*TASK INPUTS*
--- START ---

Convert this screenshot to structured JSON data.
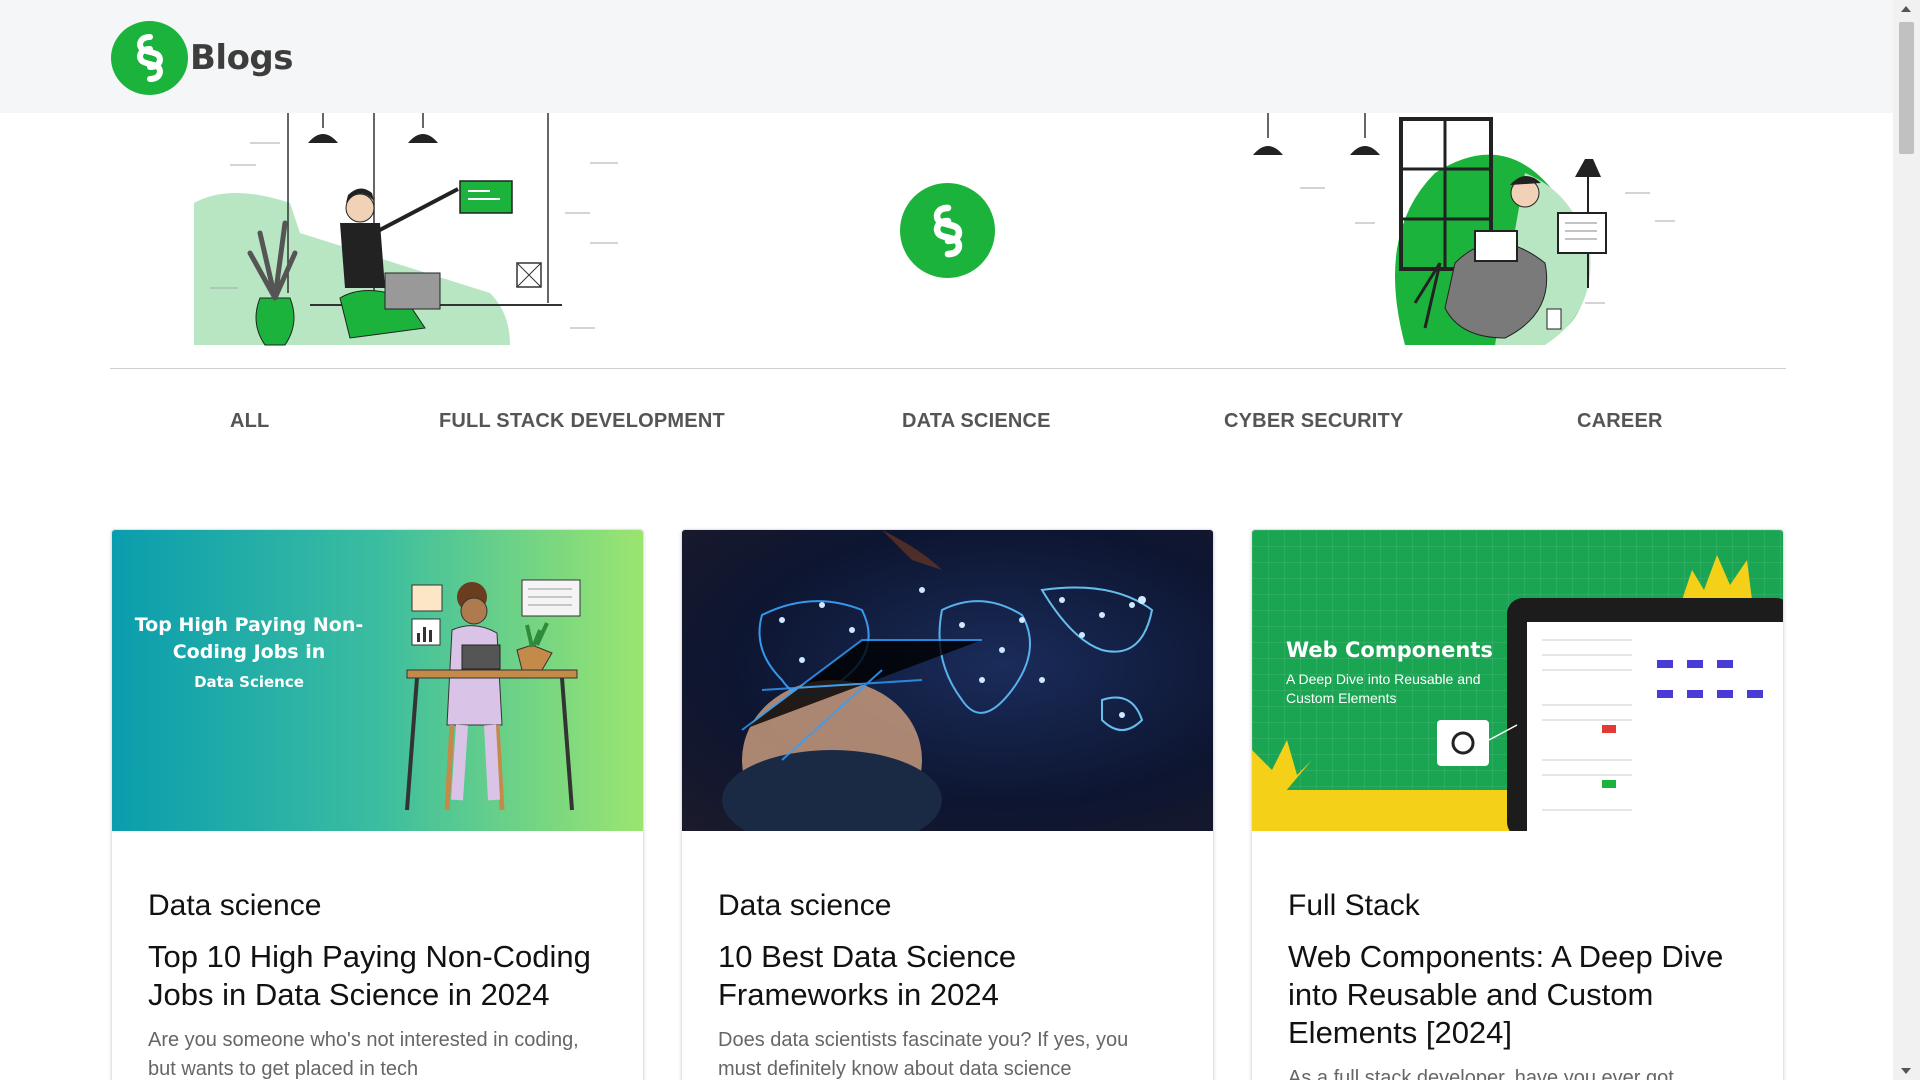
{
  "header": {
    "logo_icon": "link-chain-logo-icon",
    "brand_text": "Blogs"
  },
  "tabs": [
    {
      "label": "ALL"
    },
    {
      "label": "FULL STACK DEVELOPMENT"
    },
    {
      "label": "DATA SCIENCE"
    },
    {
      "label": "CYBER SECURITY"
    },
    {
      "label": "CAREER"
    }
  ],
  "cards": [
    {
      "image": {
        "headline_line1": "Top High Paying Non-",
        "headline_line2": "Coding Jobs in",
        "headline_line3": "Data Science"
      },
      "category": "Data science",
      "title": "Top 10 High Paying Non-Coding Jobs in Data Science in 2024",
      "description": "Are you someone who's not interested in coding, but wants to get placed in tech"
    },
    {
      "image": {},
      "category": "Data science",
      "title": "10 Best Data Science Frameworks in 2024",
      "description": "Does data scientists fascinate you? If yes, you must definitely know about data science"
    },
    {
      "image": {
        "headline": "Web Components",
        "subline1": "A Deep Dive into Reusable and",
        "subline2": "Custom Elements"
      },
      "category": "Full Stack",
      "title": "Web Components: A Deep Dive into Reusable and Custom Elements [2024]",
      "description": "As a full stack developer, have you ever got"
    }
  ],
  "colors": {
    "brand_green": "#1bb33b",
    "header_bg": "#f5f6f7",
    "tab_text": "#555555"
  }
}
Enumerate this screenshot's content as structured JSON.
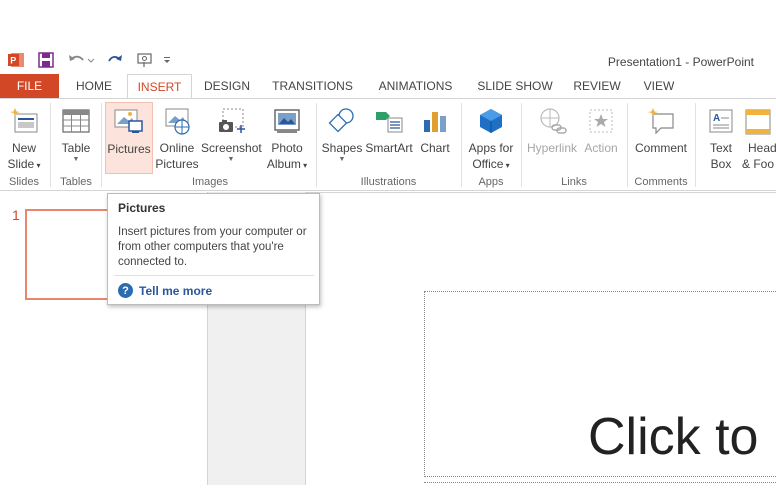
{
  "app": {
    "title": "Presentation1 - PowerPoint"
  },
  "qat": {
    "icons": [
      "powerpoint-logo-icon",
      "save-icon",
      "undo-icon",
      "redo-icon",
      "touch-mode-icon",
      "customize-qat-icon"
    ]
  },
  "tabs": [
    "FILE",
    "HOME",
    "INSERT",
    "DESIGN",
    "TRANSITIONS",
    "ANIMATIONS",
    "SLIDE SHOW",
    "REVIEW",
    "VIEW"
  ],
  "ribbon": {
    "buttons": {
      "new_slide": [
        "New",
        "Slide"
      ],
      "table": "Table",
      "pictures": "Pictures",
      "online_pictures": [
        "Online",
        "Pictures"
      ],
      "screenshot": "Screenshot",
      "photo_album": [
        "Photo",
        "Album"
      ],
      "shapes": "Shapes",
      "smartart": "SmartArt",
      "chart": "Chart",
      "apps_for_office": [
        "Apps for",
        "Office"
      ],
      "hyperlink": "Hyperlink",
      "action": "Action",
      "comment": "Comment",
      "text_box": [
        "Text",
        "Box"
      ],
      "header_footer": [
        "Head",
        "& Foo"
      ]
    },
    "groups": [
      "Slides",
      "Tables",
      "Images",
      "Illustrations",
      "Apps",
      "Links",
      "Comments"
    ]
  },
  "tooltip": {
    "title": "Pictures",
    "description": "Insert pictures from your computer or from other computers that you're connected to.",
    "help_link": "Tell me more",
    "help_glyph": "?"
  },
  "slides": {
    "number": "1",
    "title_placeholder": "Click to"
  },
  "colors": {
    "accent": "#d24726",
    "link": "#2b579a"
  }
}
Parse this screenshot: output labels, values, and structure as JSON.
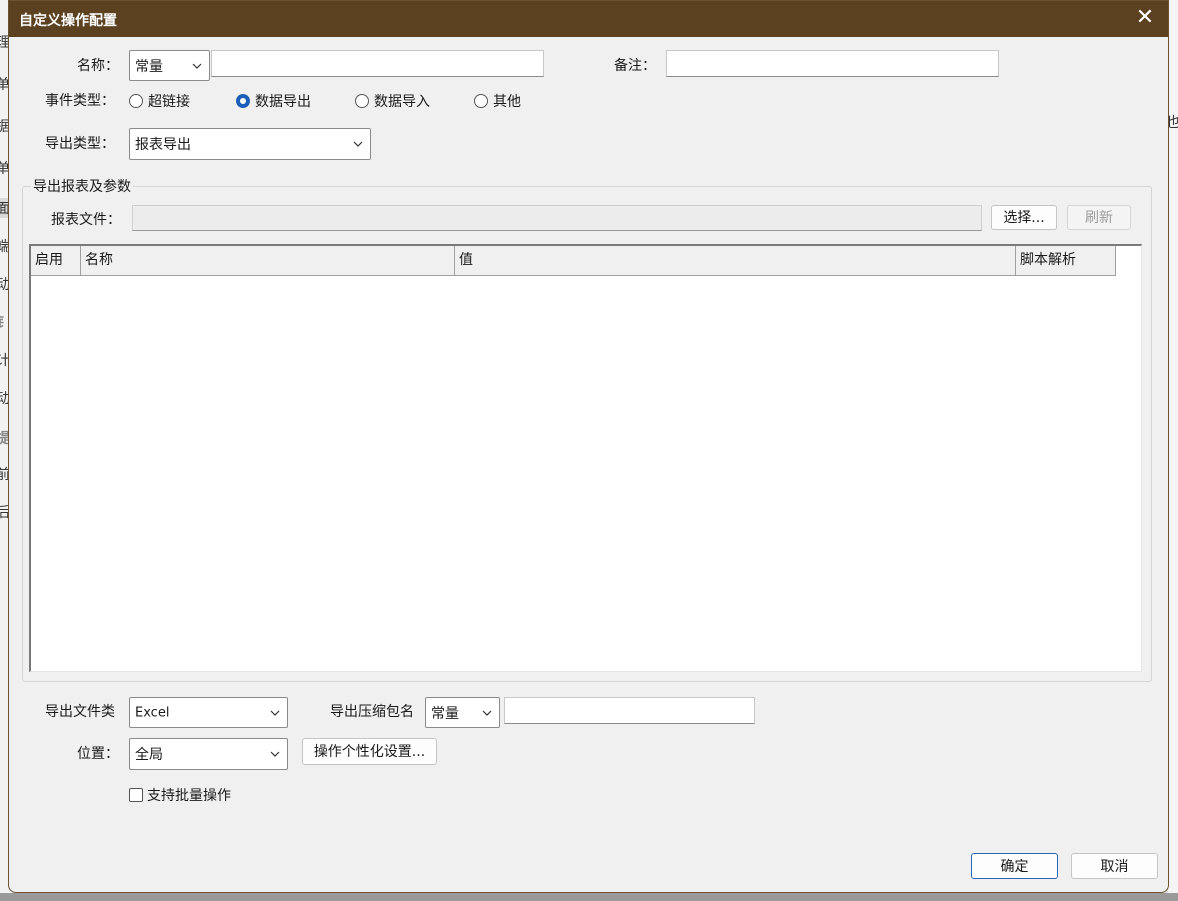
{
  "dialog": {
    "title": "自定义操作配置",
    "close_glyph": "✕"
  },
  "background": {
    "left_chars": [
      "理",
      "单",
      "据",
      "单",
      "面",
      "端",
      "动",
      "钅",
      "计",
      "动",
      "提",
      "前",
      "后"
    ],
    "right_char": "也"
  },
  "name_row": {
    "label": "名称：",
    "type_value": "常量",
    "text_value": "",
    "remark_label": "备注：",
    "remark_value": ""
  },
  "event_type": {
    "label": "事件类型：",
    "options": [
      {
        "label": "超链接",
        "selected": false
      },
      {
        "label": "数据导出",
        "selected": true
      },
      {
        "label": "数据导入",
        "selected": false
      },
      {
        "label": "其他",
        "selected": false
      }
    ]
  },
  "export_type": {
    "label": "导出类型：",
    "value": "报表导出"
  },
  "group": {
    "title": "导出报表及参数",
    "report_file_label": "报表文件：",
    "report_file_value": "",
    "select_button": "选择...",
    "refresh_button": "刷新"
  },
  "table": {
    "columns": [
      "启用",
      "名称",
      "值",
      "脚本解析"
    ],
    "rows": []
  },
  "bottom": {
    "file_type_label": "导出文件类",
    "file_type_value": "Excel",
    "zip_name_label": "导出压缩包名",
    "zip_name_type": "常量",
    "zip_name_value": "",
    "location_label": "位置：",
    "location_value": "全局",
    "personalize_button": "操作个性化设置...",
    "batch_label": "支持批量操作",
    "batch_checked": false
  },
  "footer": {
    "ok_button": "确定",
    "cancel_button": "取消"
  },
  "colors": {
    "titlebar": "#5c4120",
    "accent": "#1d5fb8"
  }
}
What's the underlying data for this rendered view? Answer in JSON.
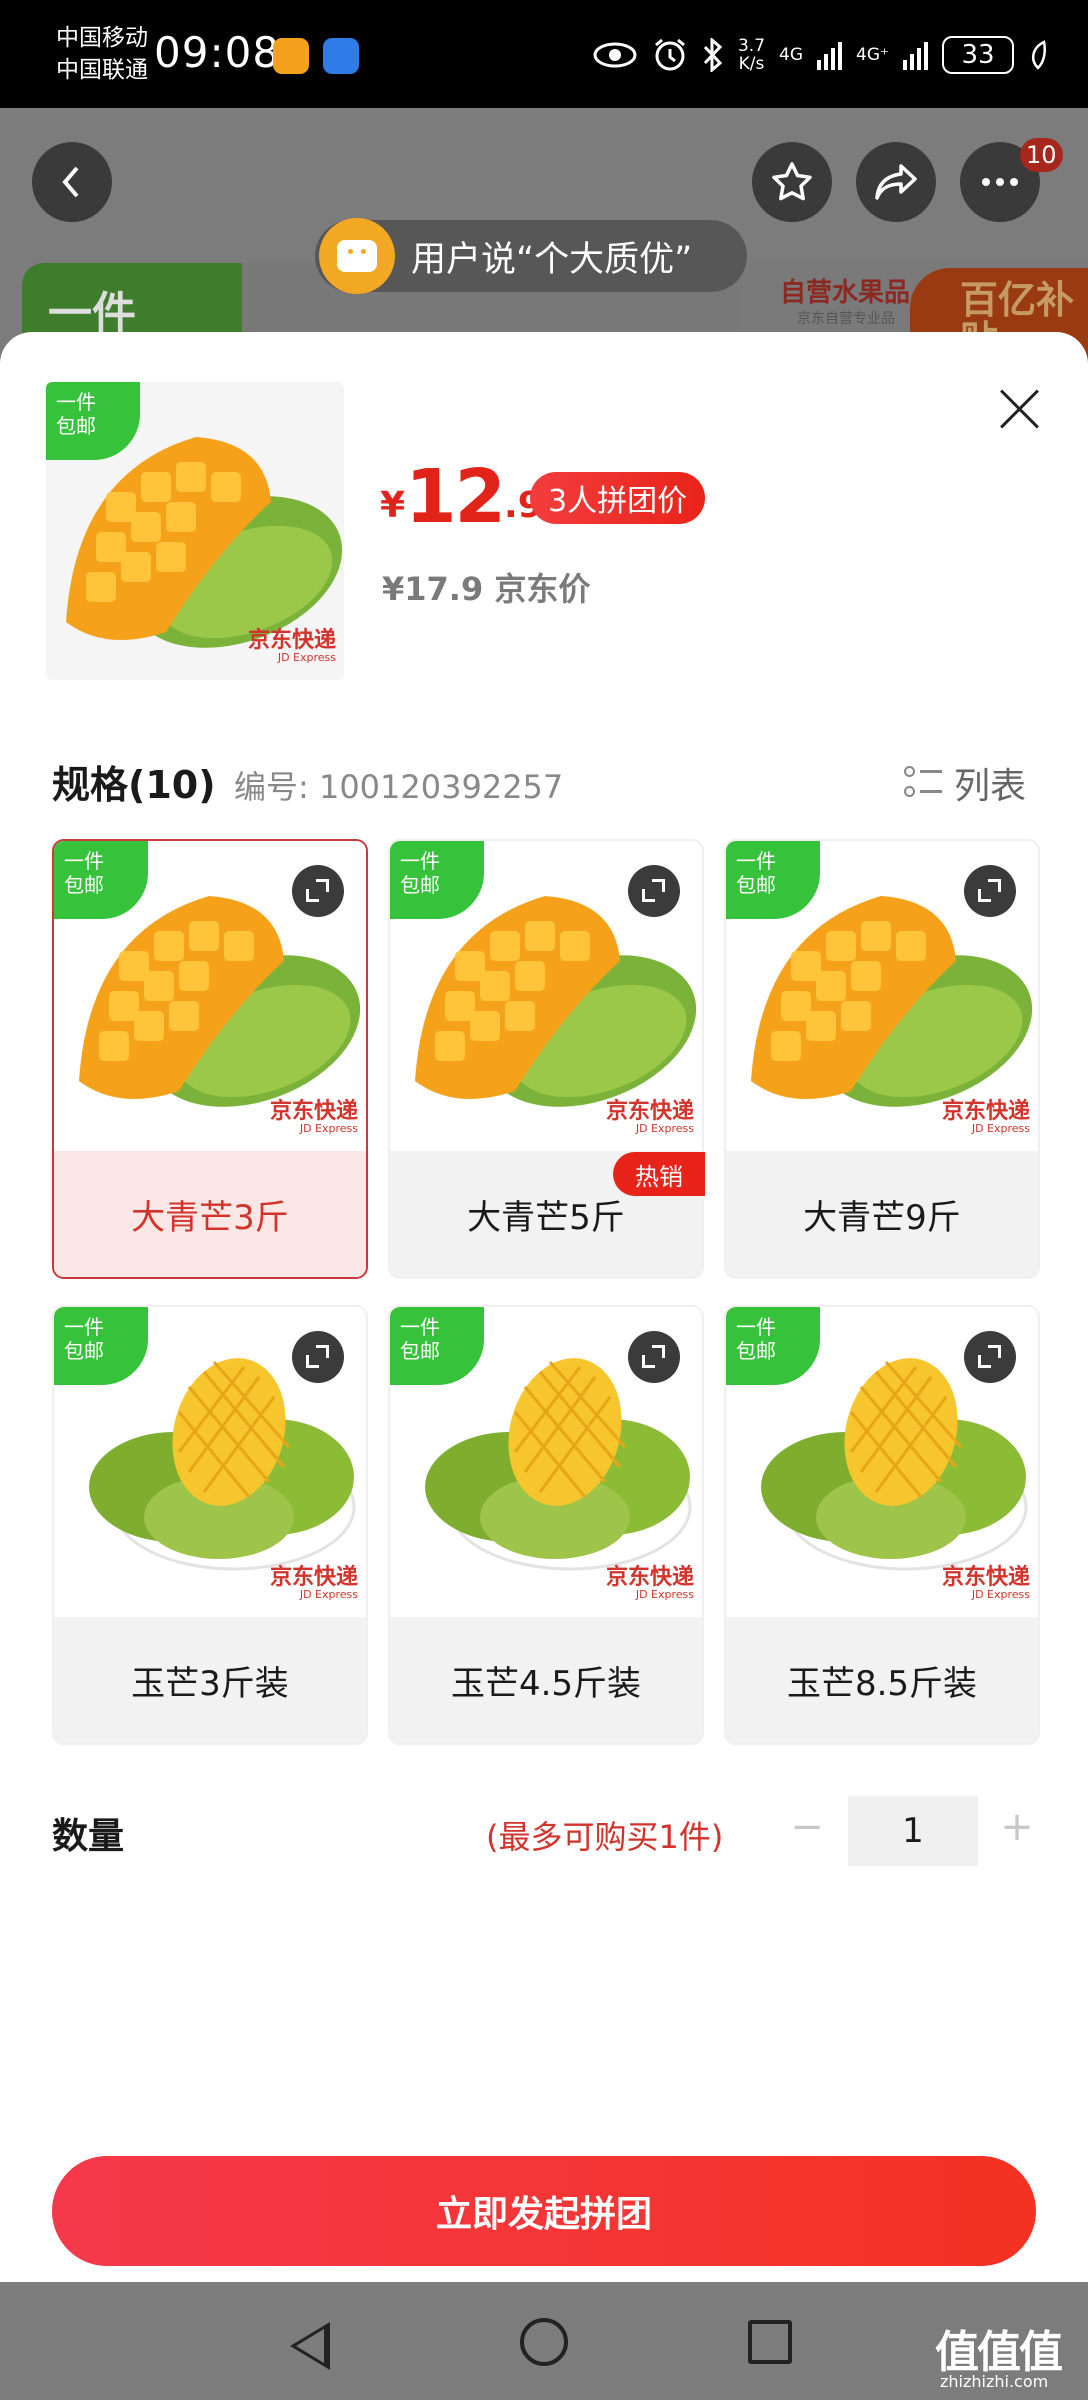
{
  "status_bar": {
    "carrier_1": "中国移动",
    "carrier_2": "中国联通",
    "time": "09:08",
    "speed_value": "3.7",
    "speed_unit": "K/s",
    "net_1": "4G",
    "net_2": "4G⁺",
    "battery": "33",
    "icons": [
      "eye-icon",
      "alarm-icon",
      "bluetooth-icon",
      "signal-icon",
      "leaf-icon"
    ]
  },
  "background_page": {
    "cart_count": "10",
    "review_pill": "用户说“个大质优”",
    "banner_left": "一件",
    "store_name": "自营水果品",
    "store_sub": "京东自营专业品",
    "subsidy": "百亿补贴"
  },
  "product": {
    "currency": "¥",
    "price_int": "12",
    "price_dec": ".9",
    "group_tag": "3人拼团价",
    "jd_price": "¥17.9 京东价",
    "ship_tag_line1": "一件",
    "ship_tag_line2": "包邮",
    "brand_mark": "京东快递",
    "brand_mark_en": "JD Express"
  },
  "spec": {
    "title": "规格(10)",
    "code": "编号: 100120392257",
    "list_label": "列表",
    "hot_tag": "热销",
    "options": [
      {
        "label": "大青芒3斤",
        "selected": true
      },
      {
        "label": "大青芒5斤",
        "selected": false
      },
      {
        "label": "大青芒9斤",
        "selected": false
      },
      {
        "label": "玉芒3斤装",
        "selected": false
      },
      {
        "label": "玉芒4.5斤装",
        "selected": false
      },
      {
        "label": "玉芒8.5斤装",
        "selected": false
      }
    ]
  },
  "quantity": {
    "label": "数量",
    "limit": "(最多可购买1件)",
    "minus": "−",
    "value": "1",
    "plus": "+"
  },
  "cta": {
    "label": "立即发起拼团"
  },
  "watermark": {
    "text": "值值值",
    "sub": "zhizhizhi.com"
  },
  "colors": {
    "accent_red": "#e2231a",
    "ship_green": "#36c23a",
    "selected_bg": "#fbe8e6"
  }
}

--- END ---

*EXERCISE DETAILS*
Search the listing for the word "description" and return each line that holds it.

*RESULT FOR THIS TASK*
      "description": "Are you someone who's not interested in coding, but wants to get placed in tech"
      "description": "Does data scientists fascinate you? If yes, you must definitely know about data science"
      "description": "As a full stack developer, have you ever got"
    "description": "Insert pictures from your computer or from other computers that you're connected to.",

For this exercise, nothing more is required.